Records to process ::
>>>

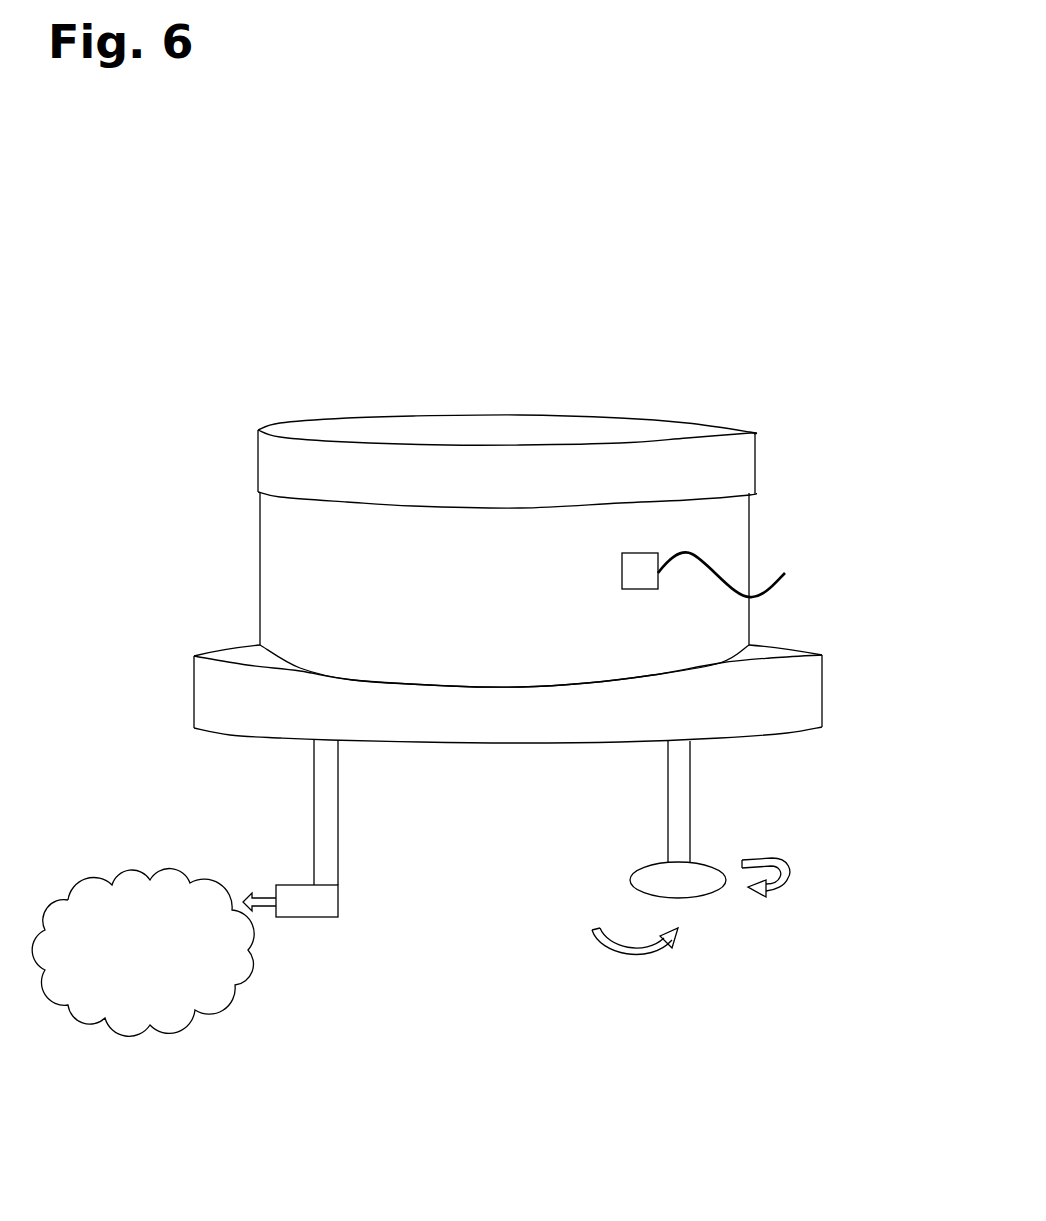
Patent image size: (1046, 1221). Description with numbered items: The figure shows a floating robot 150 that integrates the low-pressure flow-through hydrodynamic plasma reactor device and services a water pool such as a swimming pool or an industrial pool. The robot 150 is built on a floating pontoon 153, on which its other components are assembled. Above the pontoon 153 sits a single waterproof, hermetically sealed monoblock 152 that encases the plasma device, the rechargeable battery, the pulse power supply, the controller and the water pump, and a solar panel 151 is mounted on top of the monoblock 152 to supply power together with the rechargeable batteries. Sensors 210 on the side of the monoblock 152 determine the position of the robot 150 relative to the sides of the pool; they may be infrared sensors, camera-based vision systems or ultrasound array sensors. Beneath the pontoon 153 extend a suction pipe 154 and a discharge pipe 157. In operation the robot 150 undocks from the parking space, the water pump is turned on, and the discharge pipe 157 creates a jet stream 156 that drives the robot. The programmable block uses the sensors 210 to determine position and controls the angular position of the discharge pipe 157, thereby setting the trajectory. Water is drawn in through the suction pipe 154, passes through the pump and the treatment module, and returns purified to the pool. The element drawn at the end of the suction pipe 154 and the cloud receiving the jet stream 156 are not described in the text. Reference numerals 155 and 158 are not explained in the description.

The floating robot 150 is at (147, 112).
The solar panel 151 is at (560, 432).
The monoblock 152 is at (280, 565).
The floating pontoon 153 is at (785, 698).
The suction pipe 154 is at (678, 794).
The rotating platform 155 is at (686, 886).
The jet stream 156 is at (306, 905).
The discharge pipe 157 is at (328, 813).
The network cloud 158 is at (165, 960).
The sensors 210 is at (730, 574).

<<<
>>>

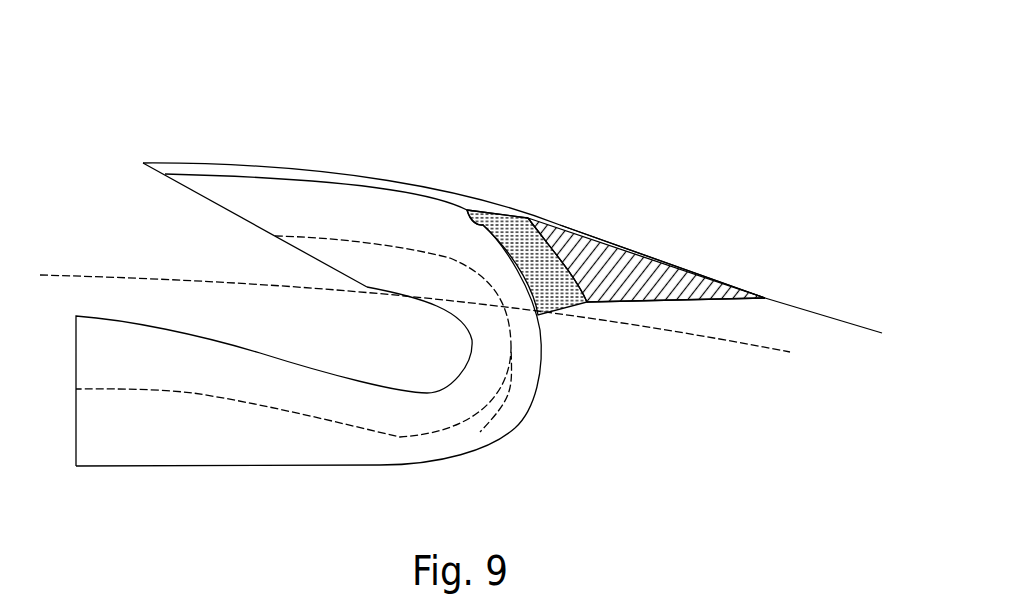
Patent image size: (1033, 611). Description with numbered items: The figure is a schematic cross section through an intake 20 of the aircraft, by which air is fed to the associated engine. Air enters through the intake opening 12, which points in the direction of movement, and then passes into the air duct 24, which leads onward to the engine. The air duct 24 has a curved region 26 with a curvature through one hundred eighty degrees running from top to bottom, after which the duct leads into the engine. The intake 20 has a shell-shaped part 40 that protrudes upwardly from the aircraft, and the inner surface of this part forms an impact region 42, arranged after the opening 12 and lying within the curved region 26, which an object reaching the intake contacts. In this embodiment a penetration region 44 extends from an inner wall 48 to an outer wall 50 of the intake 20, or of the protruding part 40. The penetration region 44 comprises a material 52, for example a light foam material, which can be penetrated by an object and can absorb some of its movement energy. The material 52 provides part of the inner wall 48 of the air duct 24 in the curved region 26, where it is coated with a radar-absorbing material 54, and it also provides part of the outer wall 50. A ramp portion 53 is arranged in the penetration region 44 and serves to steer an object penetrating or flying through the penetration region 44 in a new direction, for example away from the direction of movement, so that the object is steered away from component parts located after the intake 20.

<<<

Problem to work on ::
Starting at the line that contains "Patent image size: (1046, 1221)." and ending at the line that contains "The floating pontoon 153 is at (785, 698).", lay out those lines as a numbered list, omitting any blank lines.

Solution to the problem ::
1. Patent image size: (1046, 1221). Description with numbered items: The figure shows a floating robot 150 that integrates the low-pressure flow-through hydrodynamic plasma reactor device and services a water pool such as a swimming pool or an industrial pool. The robot 150 is built on a floating pontoon 153, on which its other components are assembled. Above the pontoon 153 sits a single waterproof, hermetically sealed monoblock 152 that encases the plasma device, the rechargeable battery, the pulse power supply, the controller and the water pump, and a solar panel 151 is mounted on top of the monoblock 152 to supply power together with the rechargeable batteries. Sensors 210 on the side of the monoblock 152 determine the position of the robot 150 relative to the sides of the pool; they may be infrared sensors, camera-based vision systems or ultrasound array sensors. Beneath the pontoon 153 extend a suction pipe 154 and a discharge pipe 157. In operation the robot 150 undocks from the parking space, the water pump is turned on, and the discharge pipe 157 creates a jet stream 156 that drives the robot. The programmable block uses the sensors 210 to determine position and controls the angular position of the discharge pipe 157, thereby setting the trajectory. Water is drawn in through the suction pipe 154, passes through the pump and the treatment module, and returns purified to the pool. The element drawn at the end of the suction pipe 154 and the cloud receiving the jet stream 156 are not described in the text. Reference numerals 155 and 158 are not explained in the description.
2. The floating robot 150 is at (147, 112).
3. The solar panel 151 is at (560, 432).
4. The monoblock 152 is at (280, 565).
5. The floating pontoon 153 is at (785, 698).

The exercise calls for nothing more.